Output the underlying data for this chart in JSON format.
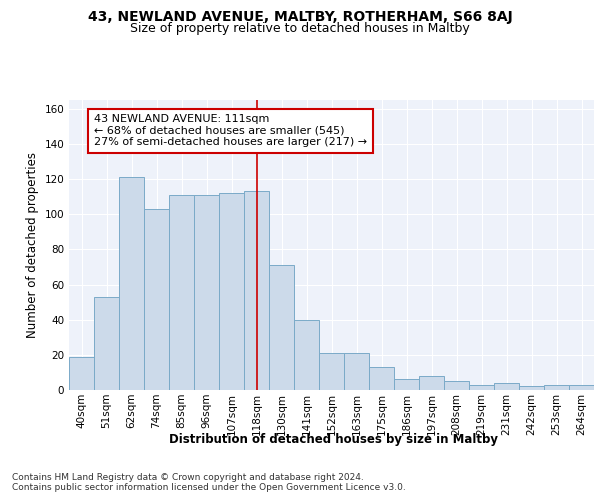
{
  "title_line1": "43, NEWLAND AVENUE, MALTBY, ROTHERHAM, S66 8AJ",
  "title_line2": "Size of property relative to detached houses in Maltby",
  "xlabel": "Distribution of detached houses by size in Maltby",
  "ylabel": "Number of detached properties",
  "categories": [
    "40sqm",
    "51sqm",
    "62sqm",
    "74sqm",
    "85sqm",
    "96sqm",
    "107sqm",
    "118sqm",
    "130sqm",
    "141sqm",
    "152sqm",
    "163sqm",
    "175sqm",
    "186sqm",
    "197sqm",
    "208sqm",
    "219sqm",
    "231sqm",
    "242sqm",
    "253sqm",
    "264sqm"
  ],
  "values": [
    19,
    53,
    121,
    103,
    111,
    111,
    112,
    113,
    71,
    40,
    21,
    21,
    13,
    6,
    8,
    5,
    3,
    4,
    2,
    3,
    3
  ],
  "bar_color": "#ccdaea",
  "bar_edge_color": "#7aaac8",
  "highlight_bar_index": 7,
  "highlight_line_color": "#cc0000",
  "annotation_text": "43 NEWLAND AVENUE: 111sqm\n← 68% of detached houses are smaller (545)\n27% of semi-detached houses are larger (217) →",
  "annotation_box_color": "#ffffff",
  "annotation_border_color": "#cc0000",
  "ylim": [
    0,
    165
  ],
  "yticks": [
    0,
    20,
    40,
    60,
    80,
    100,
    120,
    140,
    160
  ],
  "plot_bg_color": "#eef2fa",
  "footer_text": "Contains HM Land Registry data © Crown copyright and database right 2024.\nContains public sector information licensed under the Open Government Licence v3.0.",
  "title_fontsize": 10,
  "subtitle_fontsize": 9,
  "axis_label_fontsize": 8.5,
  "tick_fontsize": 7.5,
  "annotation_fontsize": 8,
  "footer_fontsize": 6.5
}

Problem to work on: From the entries above, list each line with "data" in it.

Output of the task:
Output the underlying data for this chart in JSON format.
  "footer_text": "Contains HM Land Registry data © Crown copyright and database right 2024.\nContains public sector information licensed under the Open Government Licence v3.0.",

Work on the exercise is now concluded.